=== Material provided ===
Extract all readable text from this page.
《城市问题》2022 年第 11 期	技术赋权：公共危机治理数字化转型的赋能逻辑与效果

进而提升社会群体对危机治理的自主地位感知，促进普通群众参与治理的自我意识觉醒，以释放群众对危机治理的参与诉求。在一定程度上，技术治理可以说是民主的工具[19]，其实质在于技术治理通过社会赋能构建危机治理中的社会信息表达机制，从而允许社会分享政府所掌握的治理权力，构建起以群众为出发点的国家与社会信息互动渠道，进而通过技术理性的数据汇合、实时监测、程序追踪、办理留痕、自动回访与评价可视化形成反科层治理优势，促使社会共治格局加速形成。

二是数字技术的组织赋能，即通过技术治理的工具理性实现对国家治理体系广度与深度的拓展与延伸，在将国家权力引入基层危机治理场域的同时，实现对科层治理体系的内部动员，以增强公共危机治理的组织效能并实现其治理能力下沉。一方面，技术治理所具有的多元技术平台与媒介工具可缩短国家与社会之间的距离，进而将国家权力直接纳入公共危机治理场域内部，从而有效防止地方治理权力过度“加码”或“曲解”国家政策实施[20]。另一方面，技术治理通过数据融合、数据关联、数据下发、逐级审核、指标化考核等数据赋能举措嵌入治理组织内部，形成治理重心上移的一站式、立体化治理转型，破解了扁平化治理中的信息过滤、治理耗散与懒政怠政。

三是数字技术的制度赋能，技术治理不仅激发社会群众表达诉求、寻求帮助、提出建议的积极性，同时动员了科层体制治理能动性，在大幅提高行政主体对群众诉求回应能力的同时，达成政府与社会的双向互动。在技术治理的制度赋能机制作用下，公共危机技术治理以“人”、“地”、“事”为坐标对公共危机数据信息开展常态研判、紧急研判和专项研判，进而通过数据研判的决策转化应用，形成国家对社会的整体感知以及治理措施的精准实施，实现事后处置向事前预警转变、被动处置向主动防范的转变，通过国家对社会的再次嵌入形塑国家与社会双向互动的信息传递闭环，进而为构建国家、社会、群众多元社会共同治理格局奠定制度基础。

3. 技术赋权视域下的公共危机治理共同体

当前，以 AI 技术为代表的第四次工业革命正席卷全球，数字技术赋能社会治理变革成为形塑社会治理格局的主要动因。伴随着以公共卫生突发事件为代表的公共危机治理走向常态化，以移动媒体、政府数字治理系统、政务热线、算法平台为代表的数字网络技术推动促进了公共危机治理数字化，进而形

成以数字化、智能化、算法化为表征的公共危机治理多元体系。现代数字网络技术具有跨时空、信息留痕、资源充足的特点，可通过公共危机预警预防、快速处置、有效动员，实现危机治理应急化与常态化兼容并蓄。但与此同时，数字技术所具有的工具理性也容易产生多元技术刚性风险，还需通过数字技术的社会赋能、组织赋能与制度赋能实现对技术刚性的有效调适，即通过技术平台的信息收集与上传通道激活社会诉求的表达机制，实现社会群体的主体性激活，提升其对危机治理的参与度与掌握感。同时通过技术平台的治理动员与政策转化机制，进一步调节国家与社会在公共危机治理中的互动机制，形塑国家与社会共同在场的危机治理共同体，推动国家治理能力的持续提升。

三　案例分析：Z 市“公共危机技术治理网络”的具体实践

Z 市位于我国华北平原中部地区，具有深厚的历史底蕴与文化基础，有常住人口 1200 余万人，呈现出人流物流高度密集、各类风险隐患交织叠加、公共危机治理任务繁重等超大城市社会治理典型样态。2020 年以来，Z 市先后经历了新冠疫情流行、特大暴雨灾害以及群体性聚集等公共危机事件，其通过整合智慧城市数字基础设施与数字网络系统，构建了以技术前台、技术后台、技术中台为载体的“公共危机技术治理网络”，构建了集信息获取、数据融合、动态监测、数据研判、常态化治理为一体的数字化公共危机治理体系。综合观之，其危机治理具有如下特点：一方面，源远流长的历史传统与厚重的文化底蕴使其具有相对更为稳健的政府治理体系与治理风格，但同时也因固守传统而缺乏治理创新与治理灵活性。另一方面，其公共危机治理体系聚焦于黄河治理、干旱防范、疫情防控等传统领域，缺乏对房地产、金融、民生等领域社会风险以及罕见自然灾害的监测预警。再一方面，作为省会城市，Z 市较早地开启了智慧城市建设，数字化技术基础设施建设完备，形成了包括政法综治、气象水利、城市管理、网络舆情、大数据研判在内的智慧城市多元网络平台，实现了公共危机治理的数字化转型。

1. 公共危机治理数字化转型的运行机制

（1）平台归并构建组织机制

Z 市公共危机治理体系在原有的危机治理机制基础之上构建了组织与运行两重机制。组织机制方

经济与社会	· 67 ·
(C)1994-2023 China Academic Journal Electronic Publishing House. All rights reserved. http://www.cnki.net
===
=== Material provided ===
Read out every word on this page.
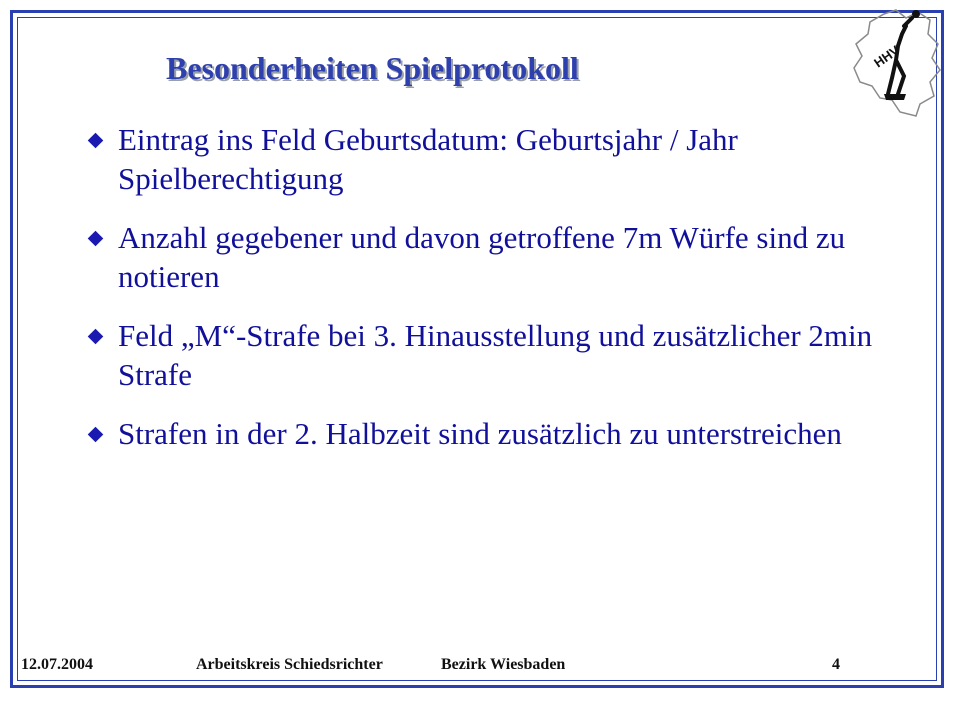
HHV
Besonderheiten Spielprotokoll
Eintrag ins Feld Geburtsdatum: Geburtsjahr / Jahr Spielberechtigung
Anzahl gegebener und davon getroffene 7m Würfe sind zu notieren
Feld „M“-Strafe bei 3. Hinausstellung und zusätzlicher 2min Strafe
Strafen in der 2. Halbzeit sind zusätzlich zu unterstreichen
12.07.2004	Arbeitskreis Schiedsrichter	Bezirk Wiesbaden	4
===
**Task to complete**.
Reproduce every line from the entries that holds the word "this".

**Complete answer**.
Extract all readable text from this page.
Read out every word on this page.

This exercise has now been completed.